Figure data in JSON:
○ ○ ○
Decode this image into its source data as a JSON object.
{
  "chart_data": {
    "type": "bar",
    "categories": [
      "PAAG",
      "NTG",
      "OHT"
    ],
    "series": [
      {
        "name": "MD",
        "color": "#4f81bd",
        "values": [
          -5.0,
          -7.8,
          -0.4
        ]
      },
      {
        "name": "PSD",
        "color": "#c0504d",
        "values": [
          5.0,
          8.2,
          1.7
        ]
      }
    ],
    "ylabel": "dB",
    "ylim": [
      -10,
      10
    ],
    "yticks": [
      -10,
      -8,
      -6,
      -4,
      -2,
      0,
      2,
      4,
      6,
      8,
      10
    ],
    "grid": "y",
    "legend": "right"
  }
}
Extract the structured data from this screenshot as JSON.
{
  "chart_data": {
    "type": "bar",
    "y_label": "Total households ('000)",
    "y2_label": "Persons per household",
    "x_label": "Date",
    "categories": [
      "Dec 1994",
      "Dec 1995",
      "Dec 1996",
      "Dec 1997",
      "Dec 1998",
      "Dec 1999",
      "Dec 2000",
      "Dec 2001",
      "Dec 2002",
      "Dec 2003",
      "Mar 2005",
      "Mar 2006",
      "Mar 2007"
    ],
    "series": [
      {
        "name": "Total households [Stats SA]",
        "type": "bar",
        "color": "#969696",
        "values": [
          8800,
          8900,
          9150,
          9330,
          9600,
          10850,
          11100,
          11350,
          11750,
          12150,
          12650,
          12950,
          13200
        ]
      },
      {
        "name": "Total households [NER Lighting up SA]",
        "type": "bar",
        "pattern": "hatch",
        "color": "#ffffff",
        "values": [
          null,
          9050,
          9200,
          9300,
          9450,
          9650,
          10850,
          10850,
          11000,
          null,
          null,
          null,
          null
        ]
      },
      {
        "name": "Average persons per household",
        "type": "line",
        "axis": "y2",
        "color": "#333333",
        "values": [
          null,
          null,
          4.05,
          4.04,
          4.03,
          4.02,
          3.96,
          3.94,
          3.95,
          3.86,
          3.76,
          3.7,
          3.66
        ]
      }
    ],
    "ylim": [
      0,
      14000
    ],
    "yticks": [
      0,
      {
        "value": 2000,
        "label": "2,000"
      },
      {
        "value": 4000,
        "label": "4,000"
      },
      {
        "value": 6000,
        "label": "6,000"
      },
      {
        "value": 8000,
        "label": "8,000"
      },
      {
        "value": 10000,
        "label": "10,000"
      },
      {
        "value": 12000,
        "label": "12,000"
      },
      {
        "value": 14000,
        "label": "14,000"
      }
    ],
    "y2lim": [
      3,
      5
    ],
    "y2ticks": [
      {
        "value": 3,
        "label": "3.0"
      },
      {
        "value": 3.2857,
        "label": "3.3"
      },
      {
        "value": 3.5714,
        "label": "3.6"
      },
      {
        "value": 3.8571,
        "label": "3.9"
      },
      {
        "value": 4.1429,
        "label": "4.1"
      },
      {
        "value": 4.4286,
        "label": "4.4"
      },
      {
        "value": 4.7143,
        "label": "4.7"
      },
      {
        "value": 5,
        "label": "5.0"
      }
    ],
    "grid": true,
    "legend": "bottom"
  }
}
○ ○ ○
Once more, set down the full listing, verbatim.

**Solution for this task:**
Decode this image into its source data as a JSON object.
{
  "chart_data": {
    "type": "bar",
    "categories": [
      "PAAG",
      "NTG",
      "OHT"
    ],
    "series": [
      {
        "name": "MD",
        "color": "#4f81bd",
        "values": [
          -5.0,
          -7.8,
          -0.4
        ]
      },
      {
        "name": "PSD",
        "color": "#c0504d",
        "values": [
          5.0,
          8.2,
          1.7
        ]
      }
    ],
    "ylabel": "dB",
    "ylim": [
      -10,
      10
    ],
    "yticks": [
      -10,
      -8,
      -6,
      -4,
      -2,
      0,
      2,
      4,
      6,
      8,
      10
    ],
    "grid": "y",
    "legend": "right"
  }
}
Extract the structured data from this screenshot as JSON.
{
  "chart_data": {
    "type": "bar",
    "y_label": "Total households ('000)",
    "y2_label": "Persons per household",
    "x_label": "Date",
    "categories": [
      "Dec 1994",
      "Dec 1995",
      "Dec 1996",
      "Dec 1997",
      "Dec 1998",
      "Dec 1999",
      "Dec 2000",
      "Dec 2001",
      "Dec 2002",
      "Dec 2003",
      "Mar 2005",
      "Mar 2006",
      "Mar 2007"
    ],
    "series": [
      {
        "name": "Total households [Stats SA]",
        "type": "bar",
        "color": "#969696",
        "values": [
          8800,
          8900,
          9150,
          9330,
          9600,
          10850,
          11100,
          11350,
          11750,
          12150,
          12650,
          12950,
          13200
        ]
      },
      {
        "name": "Total households [NER Lighting up SA]",
        "type": "bar",
        "pattern": "hatch",
        "color": "#ffffff",
        "values": [
          null,
          9050,
          9200,
          9300,
          9450,
          9650,
          10850,
          10850,
          11000,
          null,
          null,
          null,
          null
        ]
      },
      {
        "name": "Average persons per household",
        "type": "line",
        "axis": "y2",
        "color": "#333333",
        "values": [
          null,
          null,
          4.05,
          4.04,
          4.03,
          4.02,
          3.96,
          3.94,
          3.95,
          3.86,
          3.76,
          3.7,
          3.66
        ]
      }
    ],
    "ylim": [
      0,
      14000
    ],
    "yticks": [
      0,
      {
        "value": 2000,
        "label": "2,000"
      },
      {
        "value": 4000,
        "label": "4,000"
      },
      {
        "value": 6000,
        "label": "6,000"
      },
      {
        "value": 8000,
        "label": "8,000"
      },
      {
        "value": 10000,
        "label": "10,000"
      },
      {
        "value": 12000,
        "label": "12,000"
      },
      {
        "value": 14000,
        "label": "14,000"
      }
    ],
    "y2lim": [
      3,
      5
    ],
    "y2ticks": [
      {
        "value": 3,
        "label": "3.0"
      },
      {
        "value": 3.2857,
        "label": "3.3"
      },
      {
        "value": 3.5714,
        "label": "3.6"
      },
      {
        "value": 3.8571,
        "label": "3.9"
      },
      {
        "value": 4.1429,
        "label": "4.1"
      },
      {
        "value": 4.4286,
        "label": "4.4"
      },
      {
        "value": 4.7143,
        "label": "4.7"
      },
      {
        "value": 5,
        "label": "5.0"
      }
    ],
    "grid": true,
    "legend": "bottom"
  }
}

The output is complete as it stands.